Problem details: Extract every line from the records below word for word, leaving the pictures out of your answer.

Records shown:
_ _ _ _ _
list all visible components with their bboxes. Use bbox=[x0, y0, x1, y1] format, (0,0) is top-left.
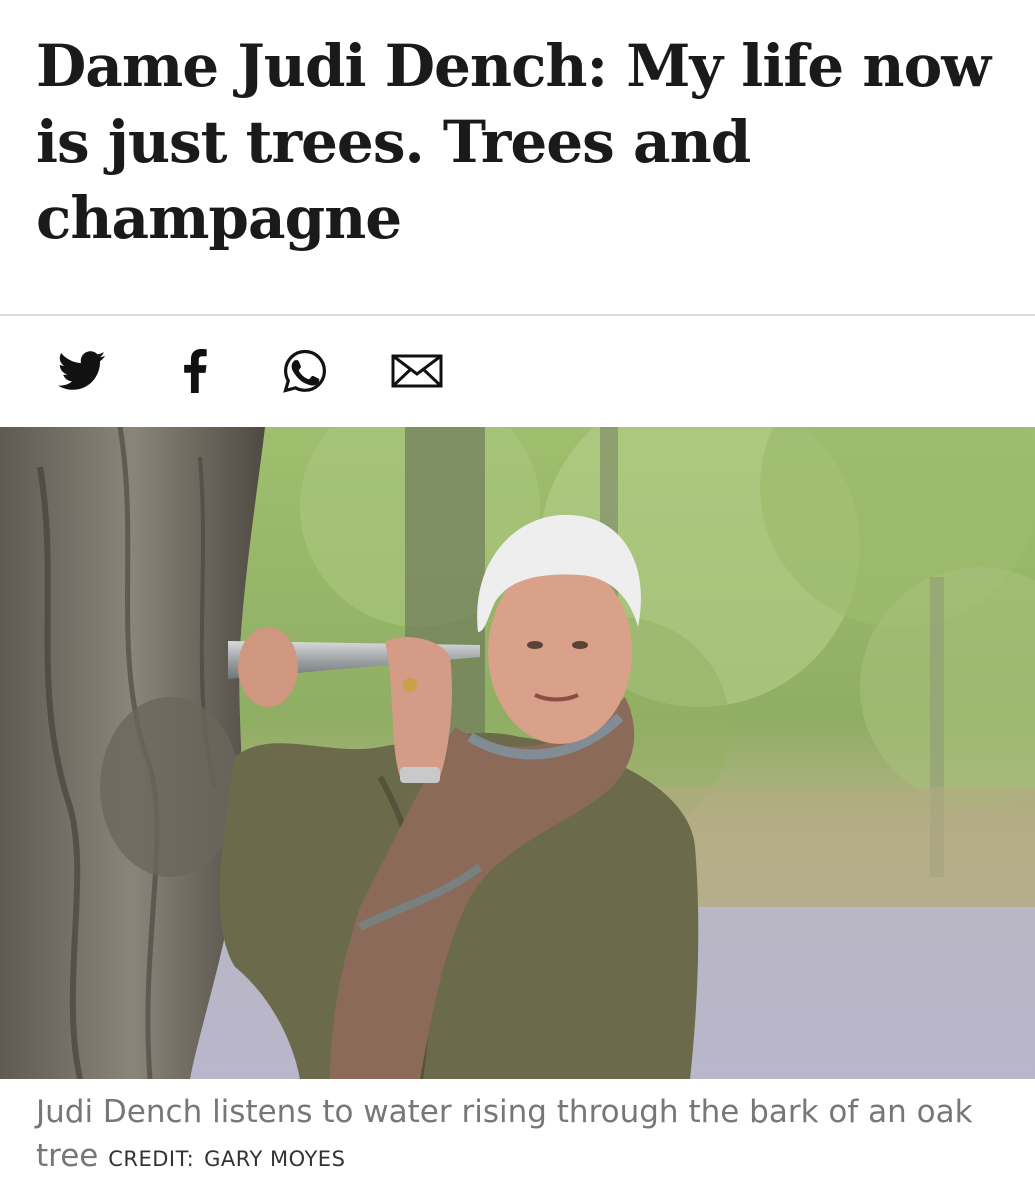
facebook-icon bbox=[184, 349, 207, 393]
email-icon bbox=[391, 354, 443, 388]
whatsapp-icon bbox=[283, 349, 327, 393]
photo-illustration bbox=[0, 427, 1035, 1079]
credit-label: CREDIT: bbox=[108, 1147, 195, 1171]
share-bar bbox=[0, 316, 1035, 426]
twitter-icon bbox=[58, 351, 106, 390]
photo-caption: Judi Dench listens to water rising throu… bbox=[36, 1090, 996, 1181]
twitter-share-button[interactable] bbox=[55, 344, 109, 398]
email-share-button[interactable] bbox=[390, 344, 444, 398]
article-page: Dame Judi Dench: My life now is just tre… bbox=[0, 0, 1035, 1200]
facebook-share-button[interactable] bbox=[168, 344, 222, 398]
whatsapp-share-button[interactable] bbox=[278, 344, 332, 398]
credit-name: GARY MOYES bbox=[204, 1147, 346, 1171]
article-photo bbox=[0, 427, 1035, 1079]
article-headline: Dame Judi Dench: My life now is just tre… bbox=[36, 32, 991, 252]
_ _ _ _ _
Output for this task:
list all visible components with their bboxes. Use bbox=[x0, y0, x1, y1] format, (0,0) is top-left.
facebook-icon bbox=[184, 349, 207, 393]
email-icon bbox=[391, 354, 443, 388]
whatsapp-icon bbox=[283, 349, 327, 393]
photo-illustration bbox=[0, 427, 1035, 1079]
credit-label: CREDIT: bbox=[108, 1147, 195, 1171]
share-bar bbox=[0, 316, 1035, 426]
twitter-icon bbox=[58, 351, 106, 390]
photo-caption: Judi Dench listens to water rising throu… bbox=[36, 1090, 996, 1181]
twitter-share-button[interactable] bbox=[55, 344, 109, 398]
email-share-button[interactable] bbox=[390, 344, 444, 398]
article-page: Dame Judi Dench: My life now is just tre… bbox=[0, 0, 1035, 1200]
facebook-share-button[interactable] bbox=[168, 344, 222, 398]
whatsapp-share-button[interactable] bbox=[278, 344, 332, 398]
credit-name: GARY MOYES bbox=[204, 1147, 346, 1171]
article-photo bbox=[0, 427, 1035, 1079]
article-headline: Dame Judi Dench: My life now is just tre… bbox=[36, 32, 991, 252]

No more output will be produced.